Repeat the records below exactly, leaving out every picture.

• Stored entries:
######

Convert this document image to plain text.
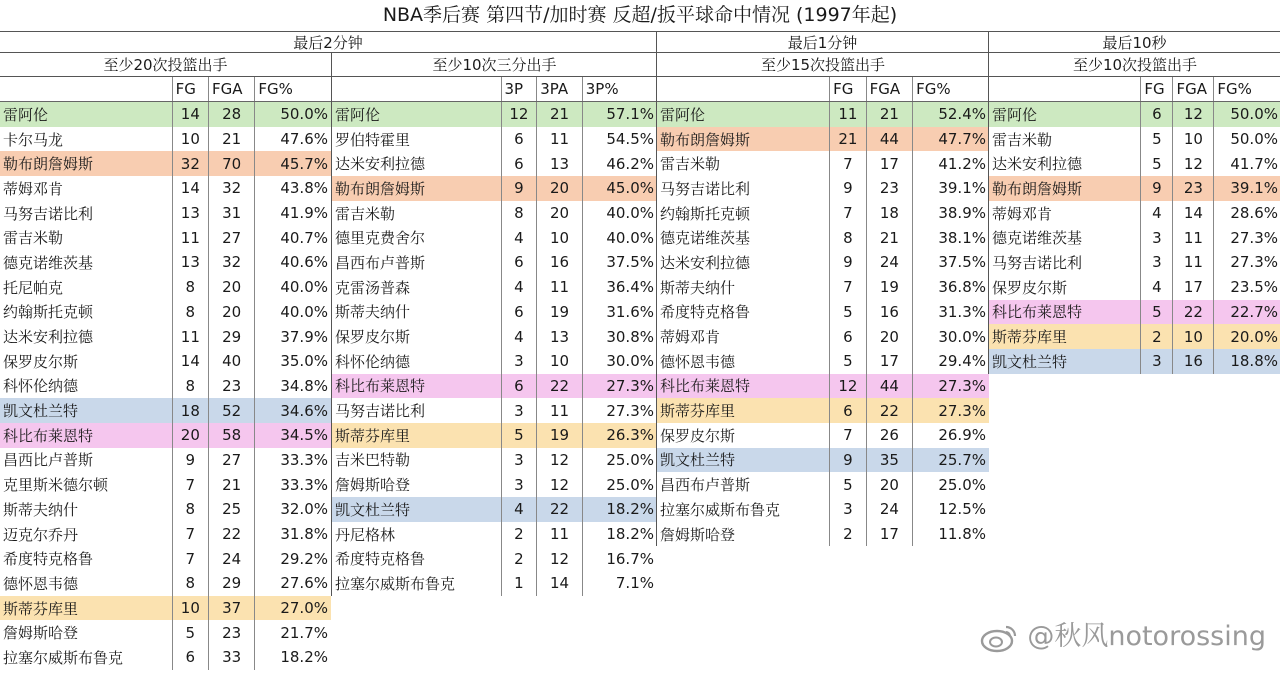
NBA季后赛 第四节/加时赛 反超/扳平球命中情况 (1997年起)
最后2分钟	最后1分钟	最后10秒
至少20次投篮出手
	FG	FGA	FG%
雷阿伦	14	28	50.0%
卡尔马龙	10	21	47.6%
勒布朗詹姆斯	32	70	45.7%
蒂姆邓肯	14	32	43.8%
马努吉诺比利	13	31	41.9%
雷吉米勒	11	27	40.7%
德克诺维茨基	13	32	40.6%
托尼帕克	8	20	40.0%
约翰斯托克顿	8	20	40.0%
达米安利拉德	11	29	37.9%
保罗皮尔斯	14	40	35.0%
科怀伦纳德	8	23	34.8%
凯文杜兰特	18	52	34.6%
科比布莱恩特	20	58	34.5%
昌西比卢普斯	9	27	33.3%
克里斯米德尔顿	7	21	33.3%
斯蒂夫纳什	8	25	32.0%
迈克尔乔丹	7	22	31.8%
希度特克格鲁	7	24	29.2%
德怀恩韦德	8	29	27.6%
斯蒂芬库里	10	37	27.0%
詹姆斯哈登	5	23	21.7%
拉塞尔威斯布鲁克	6	33	18.2%
至少10次三分出手
	3P	3PA	3P%
雷阿伦	12	21	57.1%
罗伯特霍里	6	11	54.5%
达米安利拉德	6	13	46.2%
勒布朗詹姆斯	9	20	45.0%
雷吉米勒	8	20	40.0%
德里克费舍尔	4	10	40.0%
昌西布卢普斯	6	16	37.5%
克雷汤普森	4	11	36.4%
斯蒂夫纳什	6	19	31.6%
保罗皮尔斯	4	13	30.8%
科怀伦纳德	3	10	30.0%
科比布莱恩特	6	22	27.3%
马努吉诺比利	3	11	27.3%
斯蒂芬库里	5	19	26.3%
吉米巴特勒	3	12	25.0%
詹姆斯哈登	3	12	25.0%
凯文杜兰特	4	22	18.2%
丹尼格林	2	11	18.2%
希度特克格鲁	2	12	16.7%
拉塞尔威斯布鲁克	1	14	7.1%
至少15次投篮出手
	FG	FGA	FG%
雷阿伦	11	21	52.4%
勒布朗詹姆斯	21	44	47.7%
雷吉米勒	7	17	41.2%
马努吉诺比利	9	23	39.1%
约翰斯托克顿	7	18	38.9%
德克诺维茨基	8	21	38.1%
达米安利拉德	9	24	37.5%
斯蒂夫纳什	7	19	36.8%
希度特克格鲁	5	16	31.3%
蒂姆邓肯	6	20	30.0%
德怀恩韦德	5	17	29.4%
科比布莱恩特	12	44	27.3%
斯蒂芬库里	6	22	27.3%
保罗皮尔斯	7	26	26.9%
凯文杜兰特	9	35	25.7%
昌西布卢普斯	5	20	25.0%
拉塞尔威斯布鲁克	3	24	12.5%
詹姆斯哈登	2	17	11.8%
至少10次投篮出手
	FG	FGA	FG%
雷阿伦	6	12	50.0%
雷吉米勒	5	10	50.0%
达米安利拉德	5	12	41.7%
勒布朗詹姆斯	9	23	39.1%
蒂姆邓肯	4	14	28.6%
德克诺维茨基	3	11	27.3%
马努吉诺比利	3	11	27.3%
保罗皮尔斯	4	17	23.5%
科比布莱恩特	5	22	22.7%
斯蒂芬库里	2	10	20.0%
凯文杜兰特	3	16	18.8%
@秋风notorossing
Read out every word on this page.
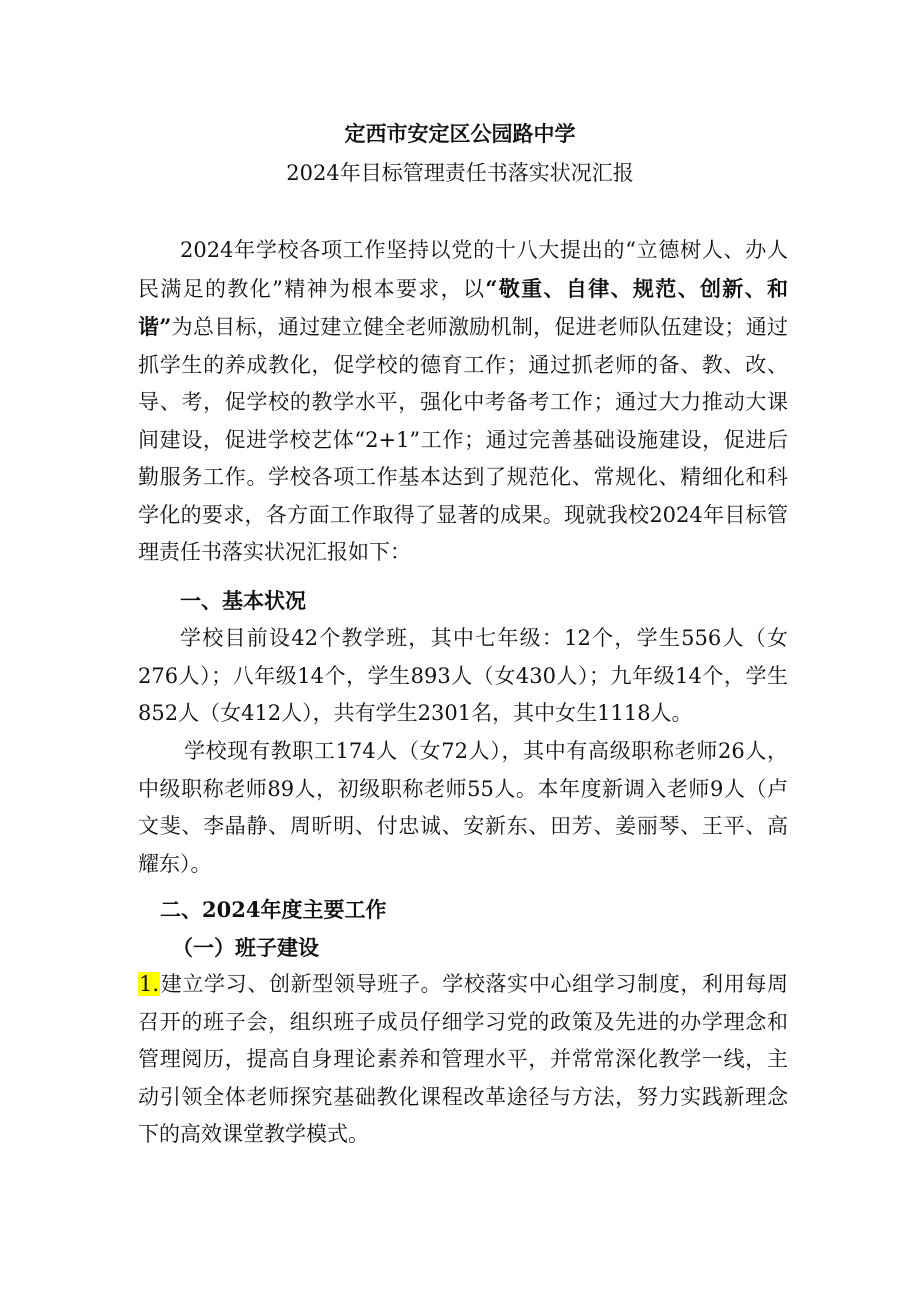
定西市安定区公园路中学
2024年目标管理责任书落实状况汇报

2024年学校各项工作坚持以党的十八大提出的“立德树人、办人民满足的教化”精神为根本要求，以“敬重、自律、规范、创新、和谐”为总目标，通过建立健全老师激励机制，促进老师队伍建设；通过抓学生的养成教化，促学校的德育工作；通过抓老师的备、教、改、导、考，促学校的教学水平，强化中考备考工作；通过大力推动大课间建设，促进学校艺体“2+1”工作；通过完善基础设施建设，促进后勤服务工作。学校各项工作基本达到了规范化、常规化、精细化和科学化的要求，各方面工作取得了显著的成果。现就我校2024年目标管理责任书落实状况汇报如下：

一、基本状况

学校目前设42个教学班，其中七年级：12个，学生556人（女276人）；八年级14个，学生893人（女430人）；九年级14个，学生852人（女412人），共有学生2301名，其中女生1118人。

学校现有教职工174人（女72人），其中有高级职称老师26人，中级职称老师89人，初级职称老师55人。本年度新调入老师9人（卢文斐、李晶静、周昕明、付忠诚、安新东、田芳、姜丽琴、王平、高耀东）。

二、2024年度主要工作
（一）班子建设

1.建立学习、创新型领导班子。学校落实中心组学习制度，利用每周召开的班子会，组织班子成员仔细学习党的政策及先进的办学理念和管理阅历，提高自身理论素养和管理水平，并常常深化教学一线，主动引领全体老师探究基础教化课程改革途径与方法，努力实践新理念下的高效课堂教学模式。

######

• RESULT:
Convert this document image to plain text.
NBA季后赛 第四节/加时赛 反超/扳平球命中情况 (1997年起)
最后2分钟	最后1分钟	最后10秒
至少20次投篮出手
	FG	FGA	FG%
雷阿伦	14	28	50.0%
卡尔马龙	10	21	47.6%
勒布朗詹姆斯	32	70	45.7%
蒂姆邓肯	14	32	43.8%
马努吉诺比利	13	31	41.9%
雷吉米勒	11	27	40.7%
德克诺维茨基	13	32	40.6%
托尼帕克	8	20	40.0%
约翰斯托克顿	8	20	40.0%
达米安利拉德	11	29	37.9%
保罗皮尔斯	14	40	35.0%
科怀伦纳德	8	23	34.8%
凯文杜兰特	18	52	34.6%
科比布莱恩特	20	58	34.5%
昌西比卢普斯	9	27	33.3%
克里斯米德尔顿	7	21	33.3%
斯蒂夫纳什	8	25	32.0%
迈克尔乔丹	7	22	31.8%
希度特克格鲁	7	24	29.2%
德怀恩韦德	8	29	27.6%
斯蒂芬库里	10	37	27.0%
詹姆斯哈登	5	23	21.7%
拉塞尔威斯布鲁克	6	33	18.2%
至少10次三分出手
	3P	3PA	3P%
雷阿伦	12	21	57.1%
罗伯特霍里	6	11	54.5%
达米安利拉德	6	13	46.2%
勒布朗詹姆斯	9	20	45.0%
雷吉米勒	8	20	40.0%
德里克费舍尔	4	10	40.0%
昌西布卢普斯	6	16	37.5%
克雷汤普森	4	11	36.4%
斯蒂夫纳什	6	19	31.6%
保罗皮尔斯	4	13	30.8%
科怀伦纳德	3	10	30.0%
科比布莱恩特	6	22	27.3%
马努吉诺比利	3	11	27.3%
斯蒂芬库里	5	19	26.3%
吉米巴特勒	3	12	25.0%
詹姆斯哈登	3	12	25.0%
凯文杜兰特	4	22	18.2%
丹尼格林	2	11	18.2%
希度特克格鲁	2	12	16.7%
拉塞尔威斯布鲁克	1	14	7.1%
至少15次投篮出手
	FG	FGA	FG%
雷阿伦	11	21	52.4%
勒布朗詹姆斯	21	44	47.7%
雷吉米勒	7	17	41.2%
马努吉诺比利	9	23	39.1%
约翰斯托克顿	7	18	38.9%
德克诺维茨基	8	21	38.1%
达米安利拉德	9	24	37.5%
斯蒂夫纳什	7	19	36.8%
希度特克格鲁	5	16	31.3%
蒂姆邓肯	6	20	30.0%
德怀恩韦德	5	17	29.4%
科比布莱恩特	12	44	27.3%
斯蒂芬库里	6	22	27.3%
保罗皮尔斯	7	26	26.9%
凯文杜兰特	9	35	25.7%
昌西布卢普斯	5	20	25.0%
拉塞尔威斯布鲁克	3	24	12.5%
詹姆斯哈登	2	17	11.8%
至少10次投篮出手
	FG	FGA	FG%
雷阿伦	6	12	50.0%
雷吉米勒	5	10	50.0%
达米安利拉德	5	12	41.7%
勒布朗詹姆斯	9	23	39.1%
蒂姆邓肯	4	14	28.6%
德克诺维茨基	3	11	27.3%
马努吉诺比利	3	11	27.3%
保罗皮尔斯	4	17	23.5%
科比布莱恩特	5	22	22.7%
斯蒂芬库里	2	10	20.0%
凯文杜兰特	3	16	18.8%
@秋风notorossing
Read out every word on this page.
定西市安定区公园路中学
2024年目标管理责任书落实状况汇报

2024年学校各项工作坚持以党的十八大提出的“立德树人、办人民满足的教化”精神为根本要求，以“敬重、自律、规范、创新、和谐”为总目标，通过建立健全老师激励机制，促进老师队伍建设；通过抓学生的养成教化，促学校的德育工作；通过抓老师的备、教、改、导、考，促学校的教学水平，强化中考备考工作；通过大力推动大课间建设，促进学校艺体“2+1”工作；通过完善基础设施建设，促进后勤服务工作。学校各项工作基本达到了规范化、常规化、精细化和科学化的要求，各方面工作取得了显著的成果。现就我校2024年目标管理责任书落实状况汇报如下：

一、基本状况

学校目前设42个教学班，其中七年级：12个，学生556人（女276人）；八年级14个，学生893人（女430人）；九年级14个，学生852人（女412人），共有学生2301名，其中女生1118人。

学校现有教职工174人（女72人），其中有高级职称老师26人，中级职称老师89人，初级职称老师55人。本年度新调入老师9人（卢文斐、李晶静、周昕明、付忠诚、安新东、田芳、姜丽琴、王平、高耀东）。

二、2024年度主要工作
（一）班子建设

1.建立学习、创新型领导班子。学校落实中心组学习制度，利用每周召开的班子会，组织班子成员仔细学习党的政策及先进的办学理念和管理阅历，提高自身理论素养和管理水平，并常常深化教学一线，主动引领全体老师探究基础教化课程改革途径与方法，努力实践新理念下的高效课堂教学模式。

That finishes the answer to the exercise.